(Extracted data entries)

:::

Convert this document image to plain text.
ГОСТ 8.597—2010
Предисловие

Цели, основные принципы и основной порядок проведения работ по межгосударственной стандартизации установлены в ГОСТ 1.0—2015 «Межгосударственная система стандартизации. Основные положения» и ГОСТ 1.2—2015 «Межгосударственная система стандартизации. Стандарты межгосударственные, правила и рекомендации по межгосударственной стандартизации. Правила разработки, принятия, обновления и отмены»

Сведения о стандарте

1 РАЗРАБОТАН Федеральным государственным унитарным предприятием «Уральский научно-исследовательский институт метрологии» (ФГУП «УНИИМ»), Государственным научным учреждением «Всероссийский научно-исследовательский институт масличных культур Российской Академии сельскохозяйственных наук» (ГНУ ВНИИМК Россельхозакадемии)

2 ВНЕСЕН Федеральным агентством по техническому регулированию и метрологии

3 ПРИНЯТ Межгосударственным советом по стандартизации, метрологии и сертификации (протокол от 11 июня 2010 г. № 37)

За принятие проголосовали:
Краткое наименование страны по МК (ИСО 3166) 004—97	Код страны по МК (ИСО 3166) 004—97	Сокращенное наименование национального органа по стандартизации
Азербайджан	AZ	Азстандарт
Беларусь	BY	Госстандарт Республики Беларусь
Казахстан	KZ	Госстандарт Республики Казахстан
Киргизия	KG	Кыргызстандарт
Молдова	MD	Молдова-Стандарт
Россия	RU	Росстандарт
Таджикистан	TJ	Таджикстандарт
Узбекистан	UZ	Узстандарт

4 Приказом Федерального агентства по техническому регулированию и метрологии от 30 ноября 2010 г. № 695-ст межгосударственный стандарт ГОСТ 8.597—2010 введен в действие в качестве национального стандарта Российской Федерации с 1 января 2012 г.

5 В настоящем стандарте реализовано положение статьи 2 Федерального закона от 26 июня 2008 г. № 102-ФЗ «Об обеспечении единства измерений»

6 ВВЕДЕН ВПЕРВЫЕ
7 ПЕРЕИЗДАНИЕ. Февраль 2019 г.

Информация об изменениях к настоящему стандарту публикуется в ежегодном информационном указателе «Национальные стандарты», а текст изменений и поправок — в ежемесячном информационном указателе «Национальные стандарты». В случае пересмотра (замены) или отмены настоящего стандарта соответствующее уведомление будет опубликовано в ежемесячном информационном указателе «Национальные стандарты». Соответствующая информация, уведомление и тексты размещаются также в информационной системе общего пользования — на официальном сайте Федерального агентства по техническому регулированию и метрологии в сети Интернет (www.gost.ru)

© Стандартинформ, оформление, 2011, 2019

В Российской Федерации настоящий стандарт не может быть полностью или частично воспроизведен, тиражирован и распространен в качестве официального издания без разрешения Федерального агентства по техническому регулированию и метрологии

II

:::

» The exercise: Show the lines that mention the word "Госстандарт".

» Solution to the problem:
Беларусь	BY	Госстандарт Республики Беларусь
Казахстан	KZ	Госстандарт Республики Казахстан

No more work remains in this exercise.